___ TASK INPUT ___

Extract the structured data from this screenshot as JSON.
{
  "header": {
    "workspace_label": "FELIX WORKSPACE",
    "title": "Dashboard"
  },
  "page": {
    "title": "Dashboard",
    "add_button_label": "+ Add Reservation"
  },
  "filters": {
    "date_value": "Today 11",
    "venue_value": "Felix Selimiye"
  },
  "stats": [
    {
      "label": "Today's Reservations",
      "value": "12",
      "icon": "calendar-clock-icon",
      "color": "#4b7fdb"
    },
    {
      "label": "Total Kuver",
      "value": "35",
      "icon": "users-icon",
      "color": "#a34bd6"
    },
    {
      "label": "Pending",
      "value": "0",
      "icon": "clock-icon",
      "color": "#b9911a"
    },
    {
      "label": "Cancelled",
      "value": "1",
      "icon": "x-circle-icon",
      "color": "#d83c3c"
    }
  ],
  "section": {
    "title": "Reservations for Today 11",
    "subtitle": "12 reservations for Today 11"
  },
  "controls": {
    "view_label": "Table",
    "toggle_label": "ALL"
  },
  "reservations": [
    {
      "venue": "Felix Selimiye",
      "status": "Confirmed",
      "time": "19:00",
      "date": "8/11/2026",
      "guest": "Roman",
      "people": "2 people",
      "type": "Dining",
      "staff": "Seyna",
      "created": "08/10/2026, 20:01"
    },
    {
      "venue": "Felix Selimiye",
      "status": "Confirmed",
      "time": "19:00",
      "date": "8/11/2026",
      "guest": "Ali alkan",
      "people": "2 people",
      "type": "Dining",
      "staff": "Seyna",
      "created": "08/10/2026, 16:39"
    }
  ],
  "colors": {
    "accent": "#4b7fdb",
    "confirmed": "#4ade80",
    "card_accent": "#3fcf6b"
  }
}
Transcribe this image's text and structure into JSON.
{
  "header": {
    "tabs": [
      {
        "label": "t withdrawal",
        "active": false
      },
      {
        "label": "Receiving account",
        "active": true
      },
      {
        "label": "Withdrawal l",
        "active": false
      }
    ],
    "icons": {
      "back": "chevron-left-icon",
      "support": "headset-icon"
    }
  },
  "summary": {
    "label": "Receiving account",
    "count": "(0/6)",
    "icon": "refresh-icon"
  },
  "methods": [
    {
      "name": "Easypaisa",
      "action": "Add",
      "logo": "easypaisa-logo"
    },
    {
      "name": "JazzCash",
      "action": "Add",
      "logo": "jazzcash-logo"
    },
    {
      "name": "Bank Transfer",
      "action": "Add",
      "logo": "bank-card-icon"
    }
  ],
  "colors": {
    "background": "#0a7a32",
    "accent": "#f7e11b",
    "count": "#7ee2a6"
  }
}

___

[TASK DESCRIPTION] Retype exactly, please, each line from the line that contains "Transcribe this image's" through the last line of the entries above, with nothing added.

[RESULT OF THE EXERCISE]
Transcribe this image's text and structure into JSON.
{
  "header": {
    "tabs": [
      {
        "label": "t withdrawal",
        "active": false
      },
      {
        "label": "Receiving account",
        "active": true
      },
      {
        "label": "Withdrawal l",
        "active": false
      }
    ],
    "icons": {
      "back": "chevron-left-icon",
      "support": "headset-icon"
    }
  },
  "summary": {
    "label": "Receiving account",
    "count": "(0/6)",
    "icon": "refresh-icon"
  },
  "methods": [
    {
      "name": "Easypaisa",
      "action": "Add",
      "logo": "easypaisa-logo"
    },
    {
      "name": "JazzCash",
      "action": "Add",
      "logo": "jazzcash-logo"
    },
    {
      "name": "Bank Transfer",
      "action": "Add",
      "logo": "bank-card-icon"
    }
  ],
  "colors": {
    "background": "#0a7a32",
    "accent": "#f7e11b",
    "count": "#7ee2a6"
  }
}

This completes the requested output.